SUPPLIED INFORMATION:
━━━━━━━━━━━━━━━━━━━━

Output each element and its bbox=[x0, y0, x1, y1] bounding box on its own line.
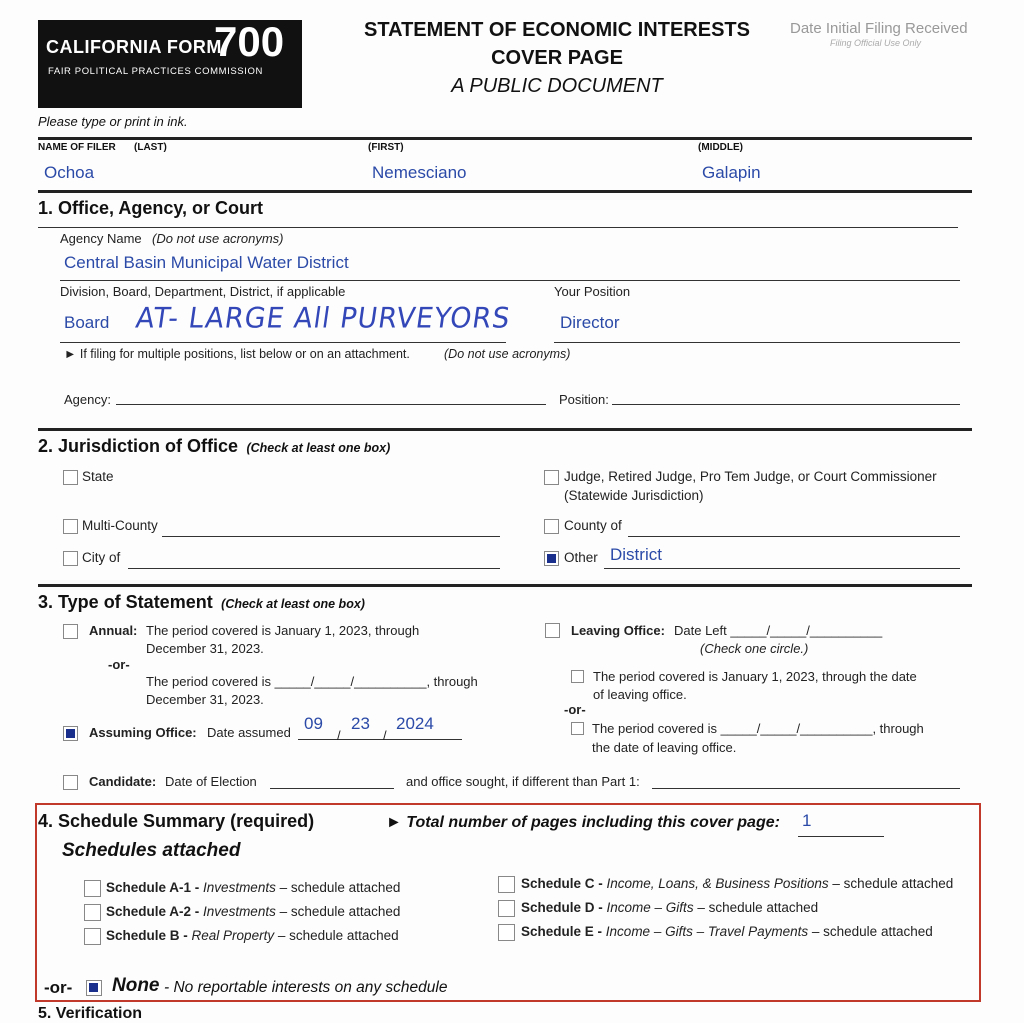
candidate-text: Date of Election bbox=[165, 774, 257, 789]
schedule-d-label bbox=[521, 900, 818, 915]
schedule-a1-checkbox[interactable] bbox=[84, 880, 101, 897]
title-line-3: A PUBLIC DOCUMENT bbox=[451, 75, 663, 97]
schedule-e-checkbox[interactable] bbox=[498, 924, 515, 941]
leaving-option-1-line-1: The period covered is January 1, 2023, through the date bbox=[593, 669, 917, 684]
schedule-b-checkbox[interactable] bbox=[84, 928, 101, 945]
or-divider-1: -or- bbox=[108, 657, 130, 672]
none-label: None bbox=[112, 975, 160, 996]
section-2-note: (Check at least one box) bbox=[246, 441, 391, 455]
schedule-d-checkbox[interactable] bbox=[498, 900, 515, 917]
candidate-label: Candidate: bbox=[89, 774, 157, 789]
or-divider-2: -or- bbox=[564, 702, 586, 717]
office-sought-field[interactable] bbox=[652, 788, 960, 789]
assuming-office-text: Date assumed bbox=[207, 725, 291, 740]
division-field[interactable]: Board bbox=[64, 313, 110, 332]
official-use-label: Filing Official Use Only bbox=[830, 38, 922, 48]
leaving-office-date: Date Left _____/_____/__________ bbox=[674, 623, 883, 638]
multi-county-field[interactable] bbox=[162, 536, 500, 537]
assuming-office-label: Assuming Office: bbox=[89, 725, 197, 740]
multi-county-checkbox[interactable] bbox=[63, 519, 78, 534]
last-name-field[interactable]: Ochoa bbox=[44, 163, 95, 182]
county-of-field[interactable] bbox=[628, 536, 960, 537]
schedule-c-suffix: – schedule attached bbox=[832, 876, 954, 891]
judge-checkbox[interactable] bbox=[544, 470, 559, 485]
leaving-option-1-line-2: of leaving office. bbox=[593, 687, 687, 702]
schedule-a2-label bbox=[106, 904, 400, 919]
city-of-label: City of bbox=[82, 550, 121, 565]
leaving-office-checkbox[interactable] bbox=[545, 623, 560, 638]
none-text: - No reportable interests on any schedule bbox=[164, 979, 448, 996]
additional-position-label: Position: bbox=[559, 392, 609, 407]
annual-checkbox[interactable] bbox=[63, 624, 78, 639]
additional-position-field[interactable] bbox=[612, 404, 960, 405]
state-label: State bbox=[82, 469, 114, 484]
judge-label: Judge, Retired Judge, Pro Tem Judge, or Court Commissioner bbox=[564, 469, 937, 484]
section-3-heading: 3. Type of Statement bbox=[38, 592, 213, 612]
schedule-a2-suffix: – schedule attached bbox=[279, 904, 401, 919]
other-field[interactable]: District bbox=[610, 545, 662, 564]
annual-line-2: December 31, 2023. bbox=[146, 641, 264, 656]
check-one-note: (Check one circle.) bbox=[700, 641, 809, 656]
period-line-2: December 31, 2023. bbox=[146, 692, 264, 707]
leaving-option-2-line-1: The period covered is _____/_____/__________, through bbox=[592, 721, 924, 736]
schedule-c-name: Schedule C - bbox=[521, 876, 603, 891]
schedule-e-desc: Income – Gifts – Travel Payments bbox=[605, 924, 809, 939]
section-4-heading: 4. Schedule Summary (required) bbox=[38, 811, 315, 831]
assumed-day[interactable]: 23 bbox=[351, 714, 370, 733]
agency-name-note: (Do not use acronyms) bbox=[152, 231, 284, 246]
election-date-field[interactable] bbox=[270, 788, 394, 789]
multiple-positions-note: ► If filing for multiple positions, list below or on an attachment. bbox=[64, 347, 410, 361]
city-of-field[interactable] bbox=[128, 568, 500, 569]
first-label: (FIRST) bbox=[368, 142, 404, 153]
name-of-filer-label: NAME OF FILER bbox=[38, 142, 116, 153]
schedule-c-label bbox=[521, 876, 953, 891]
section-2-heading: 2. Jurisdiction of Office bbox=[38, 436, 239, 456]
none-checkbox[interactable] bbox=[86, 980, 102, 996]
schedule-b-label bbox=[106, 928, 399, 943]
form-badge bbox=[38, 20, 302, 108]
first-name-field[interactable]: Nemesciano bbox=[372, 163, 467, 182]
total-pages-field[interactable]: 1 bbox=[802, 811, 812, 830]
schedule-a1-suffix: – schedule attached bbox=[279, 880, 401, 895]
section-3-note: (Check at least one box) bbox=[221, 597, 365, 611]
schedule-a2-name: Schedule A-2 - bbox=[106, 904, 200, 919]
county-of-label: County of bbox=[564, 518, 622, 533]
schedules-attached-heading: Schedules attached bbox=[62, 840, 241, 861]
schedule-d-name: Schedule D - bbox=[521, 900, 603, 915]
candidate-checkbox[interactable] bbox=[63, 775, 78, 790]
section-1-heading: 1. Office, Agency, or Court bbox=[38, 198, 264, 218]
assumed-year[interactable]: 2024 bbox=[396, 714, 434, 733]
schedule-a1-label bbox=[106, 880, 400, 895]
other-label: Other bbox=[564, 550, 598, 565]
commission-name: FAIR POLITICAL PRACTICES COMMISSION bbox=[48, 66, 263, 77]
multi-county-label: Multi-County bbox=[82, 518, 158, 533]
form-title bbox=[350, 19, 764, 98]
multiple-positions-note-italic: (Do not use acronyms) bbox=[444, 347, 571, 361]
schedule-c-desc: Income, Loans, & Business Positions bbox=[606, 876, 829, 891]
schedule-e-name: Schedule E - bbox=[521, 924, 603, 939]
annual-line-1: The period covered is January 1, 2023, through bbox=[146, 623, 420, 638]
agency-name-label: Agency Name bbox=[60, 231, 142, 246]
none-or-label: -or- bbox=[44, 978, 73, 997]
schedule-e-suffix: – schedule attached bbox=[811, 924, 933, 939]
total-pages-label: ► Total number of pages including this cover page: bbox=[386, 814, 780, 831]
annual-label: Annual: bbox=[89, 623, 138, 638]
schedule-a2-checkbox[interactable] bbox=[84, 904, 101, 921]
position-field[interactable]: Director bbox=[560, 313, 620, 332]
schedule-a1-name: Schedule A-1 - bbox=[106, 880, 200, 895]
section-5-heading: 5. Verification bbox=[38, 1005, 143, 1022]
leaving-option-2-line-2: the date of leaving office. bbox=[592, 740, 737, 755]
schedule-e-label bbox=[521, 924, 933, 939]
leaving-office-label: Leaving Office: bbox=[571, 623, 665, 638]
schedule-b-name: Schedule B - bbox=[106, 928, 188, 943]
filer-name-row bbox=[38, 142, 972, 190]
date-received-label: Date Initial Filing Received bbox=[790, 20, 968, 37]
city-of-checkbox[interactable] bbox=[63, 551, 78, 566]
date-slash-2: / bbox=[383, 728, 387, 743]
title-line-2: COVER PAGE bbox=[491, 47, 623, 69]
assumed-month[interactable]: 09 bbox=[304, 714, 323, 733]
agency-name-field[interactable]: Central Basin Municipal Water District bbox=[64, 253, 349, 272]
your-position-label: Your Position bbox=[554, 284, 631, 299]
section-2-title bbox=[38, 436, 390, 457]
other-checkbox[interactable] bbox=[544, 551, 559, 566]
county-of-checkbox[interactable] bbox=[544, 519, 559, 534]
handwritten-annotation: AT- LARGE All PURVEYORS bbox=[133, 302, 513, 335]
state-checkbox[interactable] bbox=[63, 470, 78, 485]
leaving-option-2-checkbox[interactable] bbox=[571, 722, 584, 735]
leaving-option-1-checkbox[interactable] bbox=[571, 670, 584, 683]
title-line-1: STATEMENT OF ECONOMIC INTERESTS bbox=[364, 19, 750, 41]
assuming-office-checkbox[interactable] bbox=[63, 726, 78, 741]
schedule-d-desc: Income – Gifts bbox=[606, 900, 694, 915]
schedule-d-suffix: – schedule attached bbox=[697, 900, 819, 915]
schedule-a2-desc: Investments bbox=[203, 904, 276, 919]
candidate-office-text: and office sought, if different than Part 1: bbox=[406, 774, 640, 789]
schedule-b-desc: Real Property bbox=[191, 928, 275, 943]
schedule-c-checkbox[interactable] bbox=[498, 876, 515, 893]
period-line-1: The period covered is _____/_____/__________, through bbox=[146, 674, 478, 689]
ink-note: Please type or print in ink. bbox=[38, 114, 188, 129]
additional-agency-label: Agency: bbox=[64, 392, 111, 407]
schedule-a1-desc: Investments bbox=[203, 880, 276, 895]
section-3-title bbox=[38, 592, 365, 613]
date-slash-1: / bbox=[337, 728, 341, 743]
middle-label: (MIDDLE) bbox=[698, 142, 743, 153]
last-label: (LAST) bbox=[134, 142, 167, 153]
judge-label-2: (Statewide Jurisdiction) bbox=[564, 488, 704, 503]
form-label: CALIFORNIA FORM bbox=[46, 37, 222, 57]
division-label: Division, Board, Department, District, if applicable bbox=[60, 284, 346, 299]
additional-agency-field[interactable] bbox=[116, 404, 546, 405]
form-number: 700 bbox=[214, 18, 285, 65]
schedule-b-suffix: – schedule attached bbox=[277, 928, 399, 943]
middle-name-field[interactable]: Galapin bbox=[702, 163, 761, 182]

━━━━━━━━━━━━━━━━━━━━

REQUIREMENT:
Locate every line in the records that contains the string "last" and copy each of those lines in full. Case counts.

OUTPUT BELOW:
last-name-field[interactable]: Ochoa bbox=[44, 163, 95, 182]
last-label: (LAST) bbox=[134, 142, 167, 153]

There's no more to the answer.